Stored entries
■ ■ ■ ■ ■

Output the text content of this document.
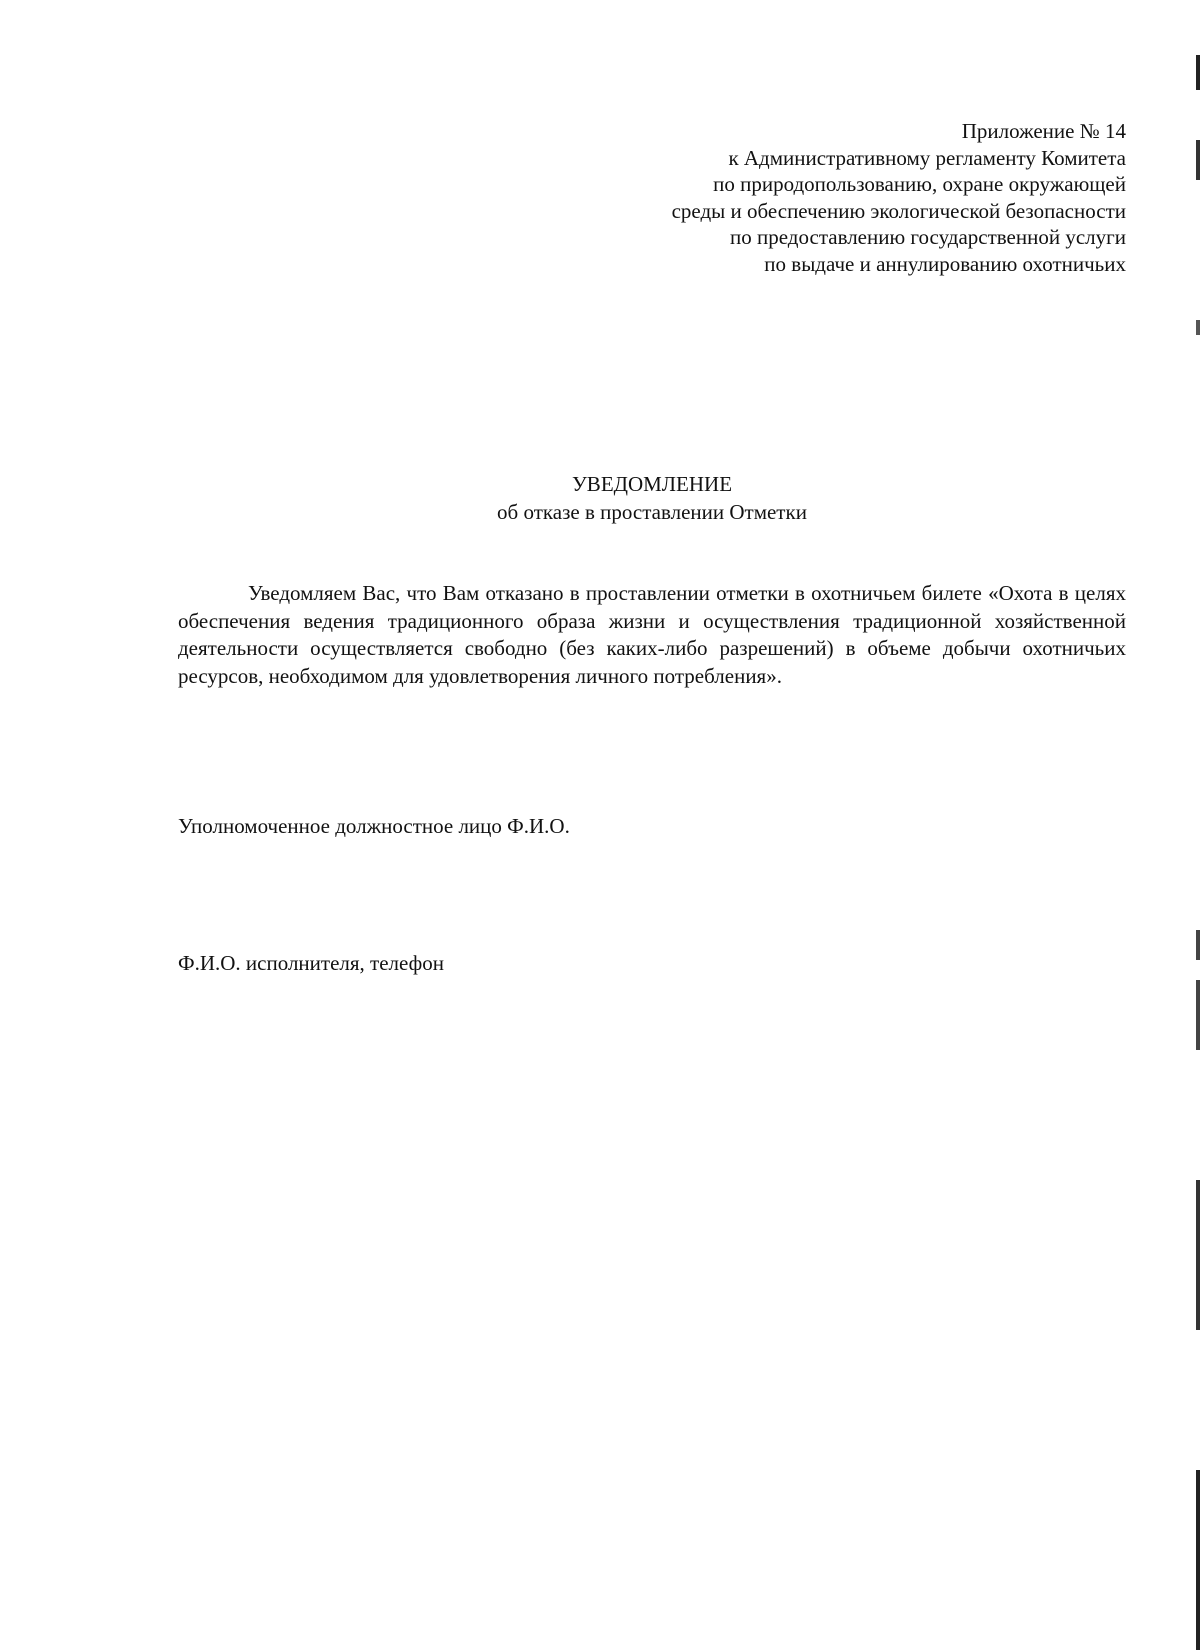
Приложение № 14
к Административному регламенту Комитета
по природопользованию, охране окружающей
среды и обеспечению экологической безопасности
по предоставлению государственной услуги
по выдаче и аннулированию охотничьих
УВЕДОМЛЕНИЕ
об отказе в проставлении Отметки

Уведомляем Вас, что Вам отказано в проставлении отметки в охотничьем билете «Охота в целях обеспечения ведения традиционного образа жизни и осуществления традиционной хозяйственной деятельности осуществляется свободно (без каких-либо разрешений) в объеме добычи охотничьих ресурсов, необходимом для удовлетворения личного потребления».

Уполномоченное должностное лицо Ф.И.О.
Ф.И.О. исполнителя, телефон
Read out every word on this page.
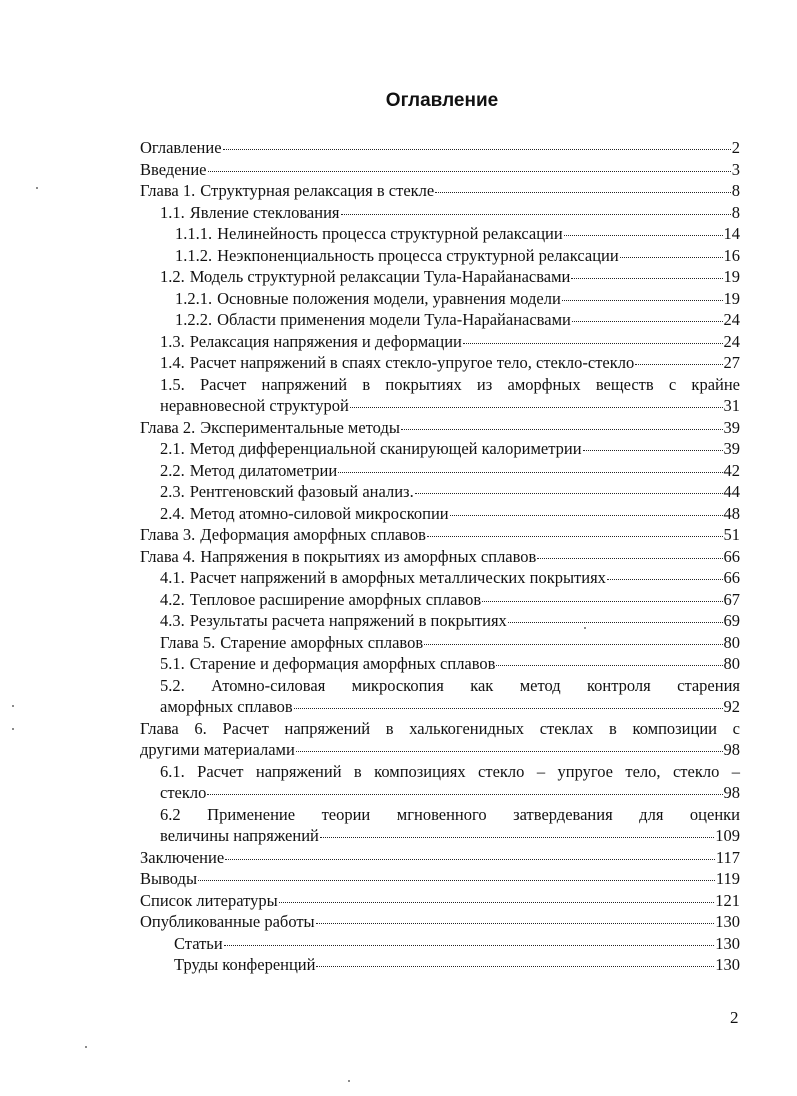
Оглавление
Оглавление	2
Введение	3
Глава 1. Структурная релаксация в стекле	8
1.1. Явление стеклования	8
1.1.1. Нелинейность процесса структурной релаксации	14
1.1.2. Неэкпоненциальность процесса структурной релаксации	16
1.2. Модель структурной релаксации Тула-Нарайанасвами	19
1.2.1. Основные положения модели, уравнения модели	19
1.2.2. Области применения модели Тула-Нарайанасвами	24
1.3. Релаксация напряжения и деформации	24
1.4. Расчет напряжений в спаях стекло-упругое тело, стекло-стекло	27
1.5. Расчет напряжений в покрытиях из аморфных веществ с крайне
неравновесной структурой	31
Глава 2. Экспериментальные методы	39
2.1. Метод дифференциальной сканирующей калориметрии	39
2.2. Метод дилатометрии	42
2.3. Рентгеновский фазовый анализ.	44
2.4. Метод атомно-силовой микроскопии	48
Глава 3. Деформация аморфных сплавов	51
Глава 4. Напряжения в покрытиях из аморфных сплавов	66
4.1. Расчет напряжений в аморфных металлических покрытиях	66
4.2. Тепловое расширение аморфных сплавов	67
4.3. Результаты расчета напряжений в покрытиях	69
Глава 5. Старение аморфных сплавов	80
5.1. Старение и деформация аморфных сплавов	80
5.2. Атомно-силовая микроскопия как метод контроля старения
аморфных сплавов	92
Глава 6. Расчет напряжений в халькогенидных стеклах в композиции с
другими материалами	98
6.1. Расчет напряжений в композициях стекло – упругое тело, стекло –
стекло	98
6.2 Применение теории мгновенного затвердевания для оценки
величины напряжений	109
Заключение	117
Выводы	119
Список литературы	121
Опубликованные работы	130
Статьи	130
Труды конференций	130
2
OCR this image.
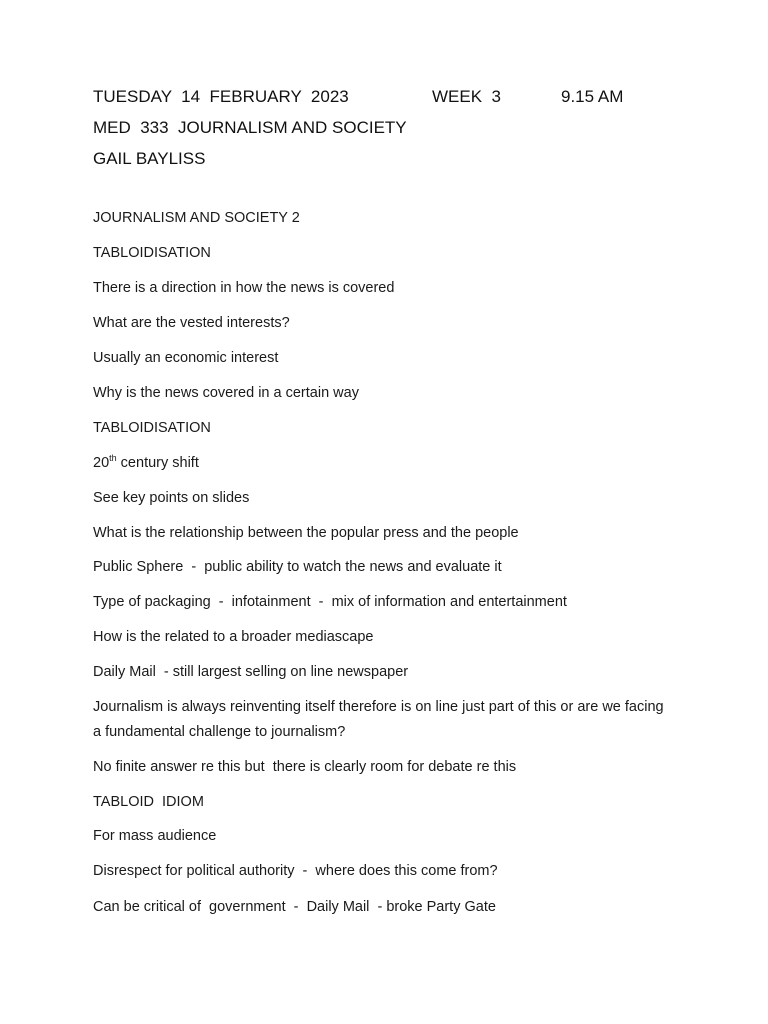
TUESDAY  14  FEBRUARY  2023	WEEK  3	9.15 AM
MED  333  JOURNALISM AND SOCIETY
GAIL BAYLISS
JOURNALISM AND SOCIETY 2
TABLOIDISATION
There is a direction in how the news is covered
What are the vested interests?
Usually an economic interest
Why is the news covered in a certain way
TABLOIDISATION
20th century shift
See key points on slides
What is the relationship between the popular press and the people
Public Sphere  -  public ability to watch the news and evaluate it
Type of packaging  -  infotainment  -  mix of information and entertainment
How is the related to a broader mediascape
Daily Mail  - still largest selling on line newspaper
Journalism is always reinventing itself therefore is on line just part of this or are we facing a fundamental challenge to journalism?
No finite answer re this but  there is clearly room for debate re this
TABLOID  IDIOM
For mass audience
Disrespect for political authority  -  where does this come from?
Can be critical of  government  -  Daily Mail  - broke Party Gate
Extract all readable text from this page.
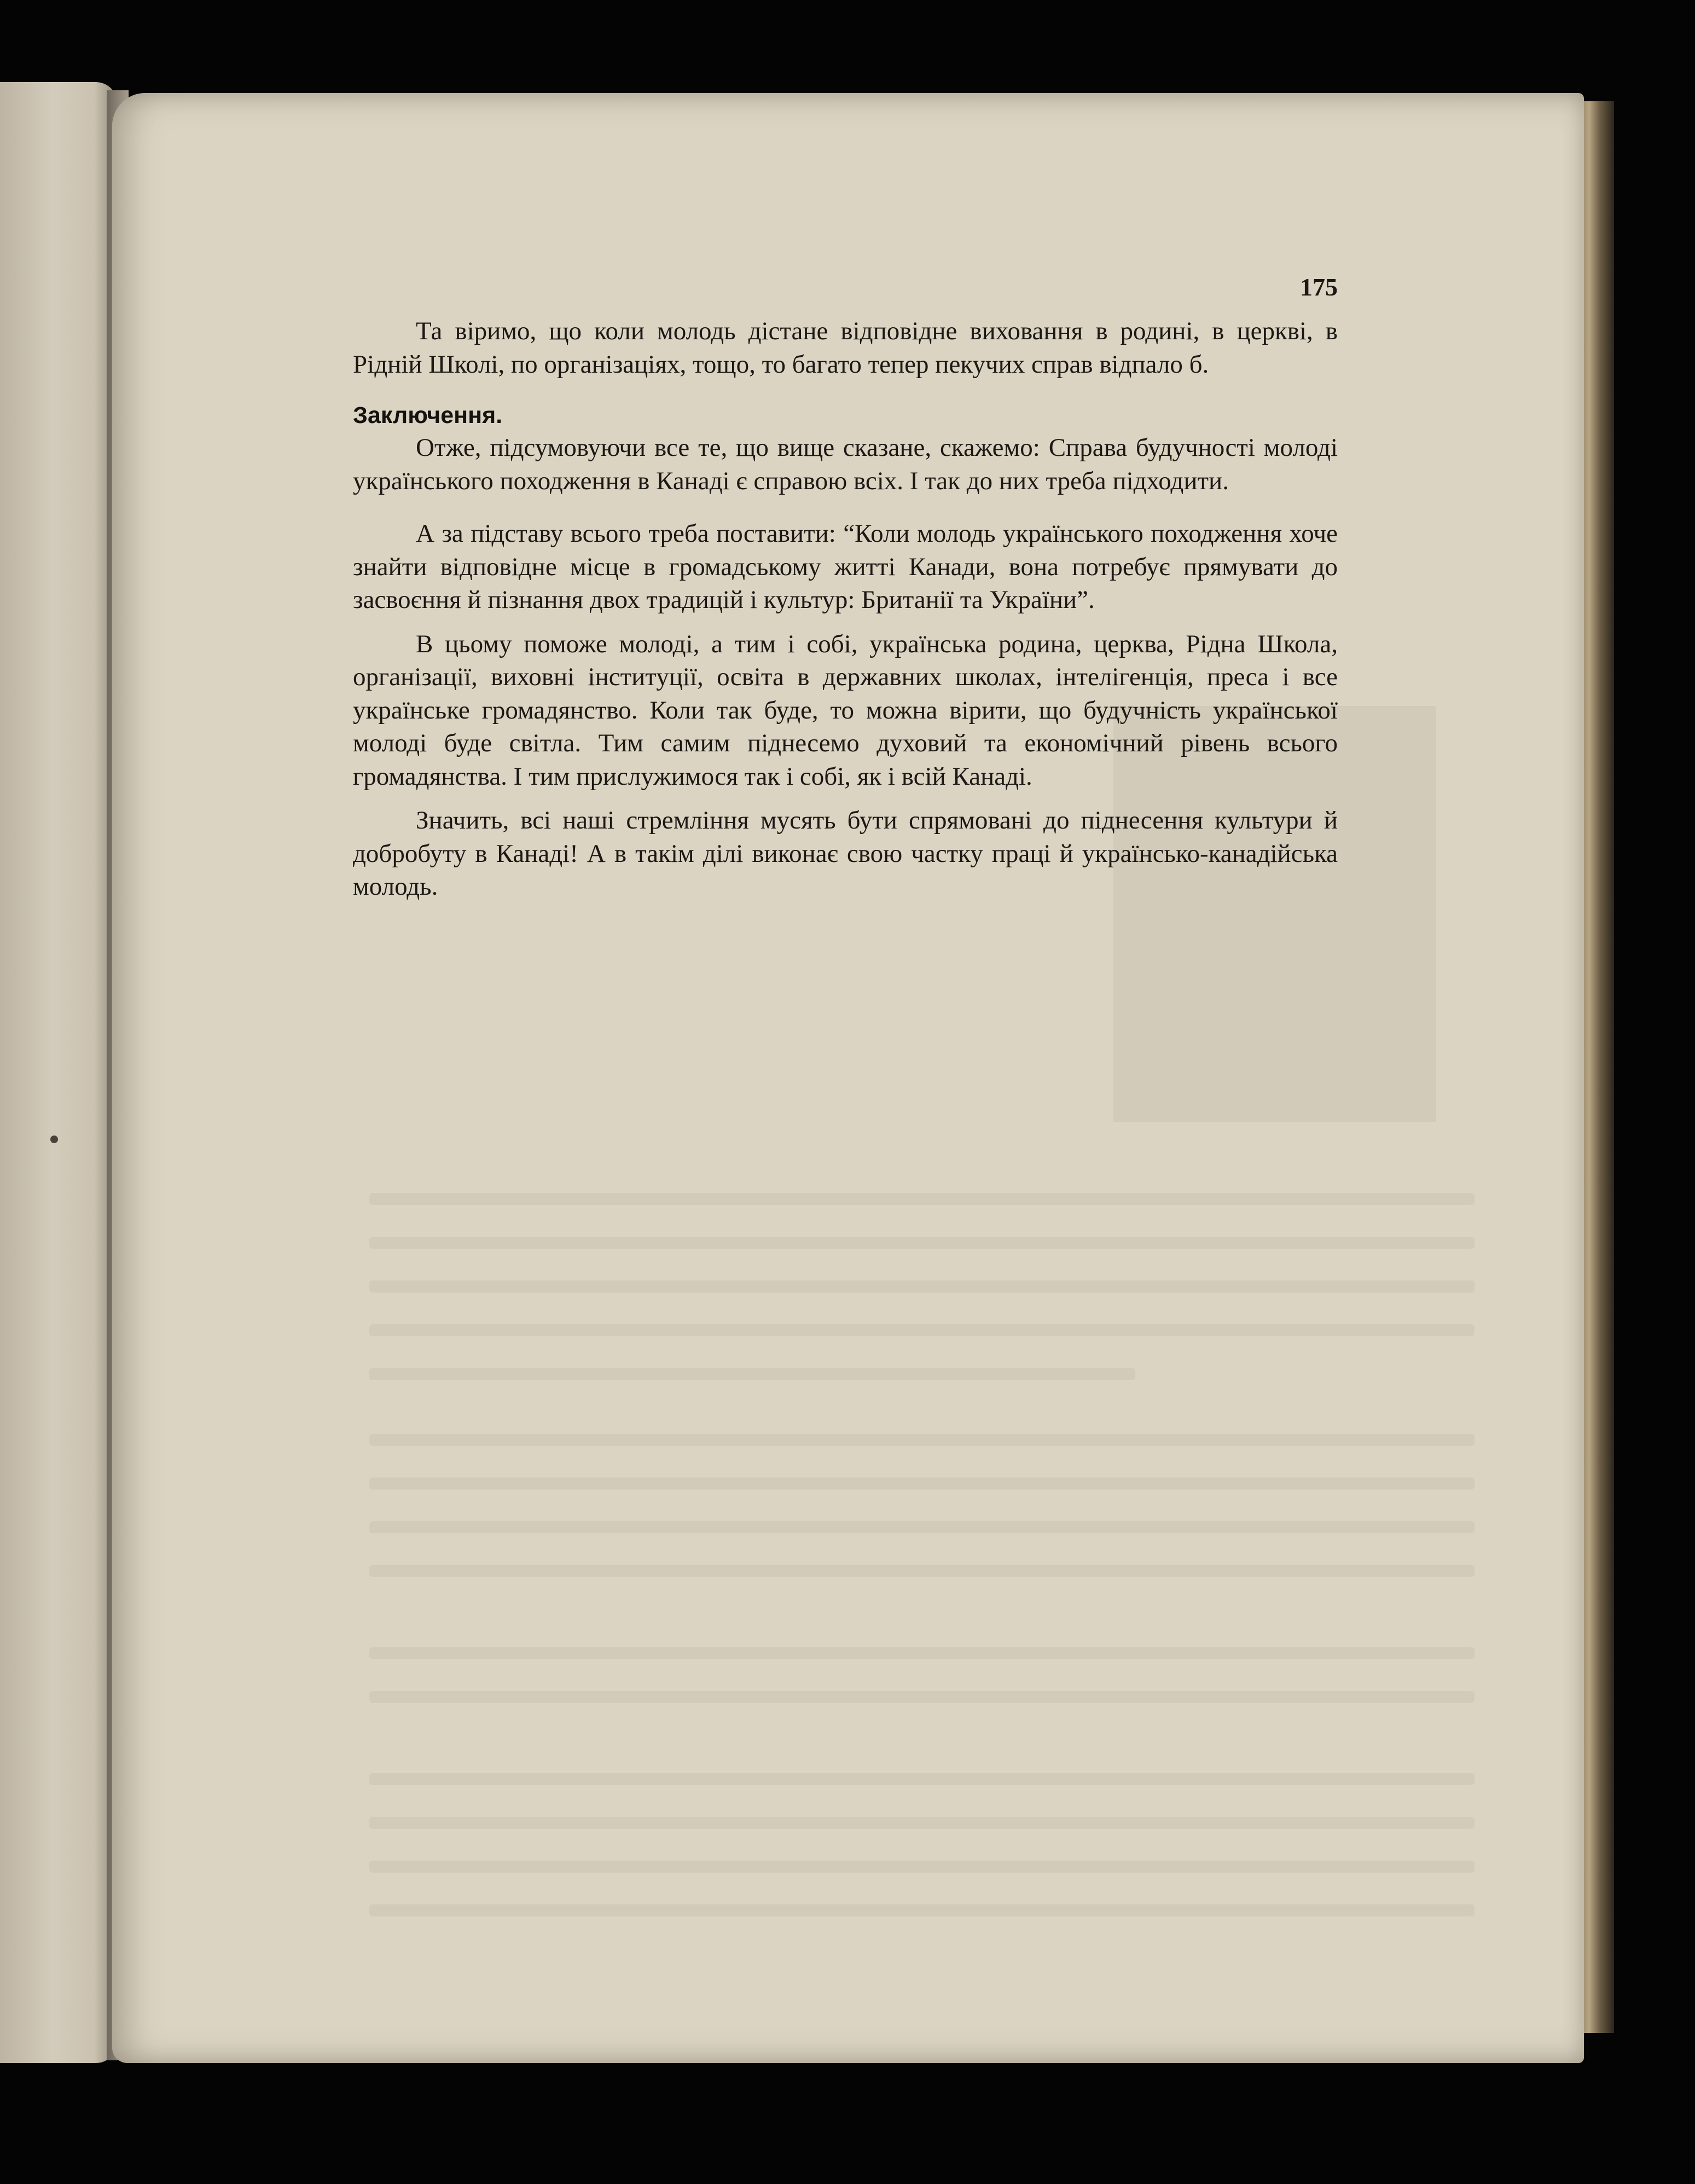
175

Та віримо, що коли молодь дістане відповідне виховання в родині, в церкві, в Рідній Школі, по організаціях, тощо, то багато тепер пекучих справ відпало б.

Заключення.

Отже, підсумовуючи все те, що вище сказане, скажемо: Справа будучності молоді українського походження в Канаді є справою всіх. І так до них треба підходити.

А за підставу всього треба поставити: “Коли молодь українського походження хоче знайти відповідне місце в громадському житті Канади, вона потребує прямувати до засвоєння й пізнання двох традицій і культур: Британії та України”.

В цьому поможе молоді, а тим і собі, українська родина, церква, Рідна Школа, організації, виховні інституції, освіта в державних школах, інтелігенція, преса і все українське громадянство. Коли так буде, то можна вірити, що будучність української молоді буде світла. Тим самим піднесемо духовий та економічний рівень всього громадянства. І тим прислужимося так і собі, як і всій Канаді.

Значить, всі наші стремління мусять бути спрямовані до піднесення культури й добробуту в Канаді! А в такім ділі виконає свою частку праці й українсько-канадійська молодь.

■ ■ ■ ■ ■

EXERCISE OBJECTIVE :: Reproduce the material above exactly, but only from the line with "Extract all readable text from this page." through its last line, leaving pictures out.

SOLUTION ::
Extract all readable text from this page.
175

Та віримо, що коли молодь дістане відповідне виховання в родині, в церкві, в Рідній Школі, по організаціях, тощо, то багато тепер пекучих справ відпало б.

Заключення.

Отже, підсумовуючи все те, що вище сказане, скажемо: Справа будучності молоді українського походження в Канаді є справою всіх. І так до них треба підходити.

А за підставу всього треба поставити: “Коли молодь українського походження хоче знайти відповідне місце в громадському житті Канади, вона потребує прямувати до засвоєння й пізнання двох традицій і культур: Британії та України”.

В цьому поможе молоді, а тим і собі, українська родина, церква, Рідна Школа, організації, виховні інституції, освіта в державних школах, інтелігенція, преса і все українське громадянство. Коли так буде, то можна вірити, що будучність української молоді буде світла. Тим самим піднесемо духовий та економічний рівень всього громадянства. І тим прислужимося так і собі, як і всій Канаді.

Значить, всі наші стремління мусять бути спрямовані до піднесення культури й добробуту в Канаді! А в такім ділі виконає свою частку праці й українсько-канадійська молодь.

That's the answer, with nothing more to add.